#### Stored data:
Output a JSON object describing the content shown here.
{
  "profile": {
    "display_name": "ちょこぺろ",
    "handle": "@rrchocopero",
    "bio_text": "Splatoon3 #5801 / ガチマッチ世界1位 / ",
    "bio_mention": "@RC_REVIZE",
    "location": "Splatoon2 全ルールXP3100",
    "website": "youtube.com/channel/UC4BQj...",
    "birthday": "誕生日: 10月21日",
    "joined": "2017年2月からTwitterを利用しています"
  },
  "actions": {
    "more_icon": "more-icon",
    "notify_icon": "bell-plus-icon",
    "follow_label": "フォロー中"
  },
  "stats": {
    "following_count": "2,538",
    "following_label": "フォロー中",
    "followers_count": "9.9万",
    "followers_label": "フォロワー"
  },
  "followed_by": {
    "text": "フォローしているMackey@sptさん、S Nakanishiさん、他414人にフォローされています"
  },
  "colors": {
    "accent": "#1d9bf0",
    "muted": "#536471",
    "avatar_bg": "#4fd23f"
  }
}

#### Exercise prompt:
Return the listing above in full, character for character.

#### Answer to this problem:
Output a JSON object describing the content shown here.
{
  "profile": {
    "display_name": "ちょこぺろ",
    "handle": "@rrchocopero",
    "bio_text": "Splatoon3 #5801 / ガチマッチ世界1位 / ",
    "bio_mention": "@RC_REVIZE",
    "location": "Splatoon2 全ルールXP3100",
    "website": "youtube.com/channel/UC4BQj...",
    "birthday": "誕生日: 10月21日",
    "joined": "2017年2月からTwitterを利用しています"
  },
  "actions": {
    "more_icon": "more-icon",
    "notify_icon": "bell-plus-icon",
    "follow_label": "フォロー中"
  },
  "stats": {
    "following_count": "2,538",
    "following_label": "フォロー中",
    "followers_count": "9.9万",
    "followers_label": "フォロワー"
  },
  "followed_by": {
    "text": "フォローしているMackey@sptさん、S Nakanishiさん、他414人にフォローされています"
  },
  "colors": {
    "accent": "#1d9bf0",
    "muted": "#536471",
    "avatar_bg": "#4fd23f"
  }
}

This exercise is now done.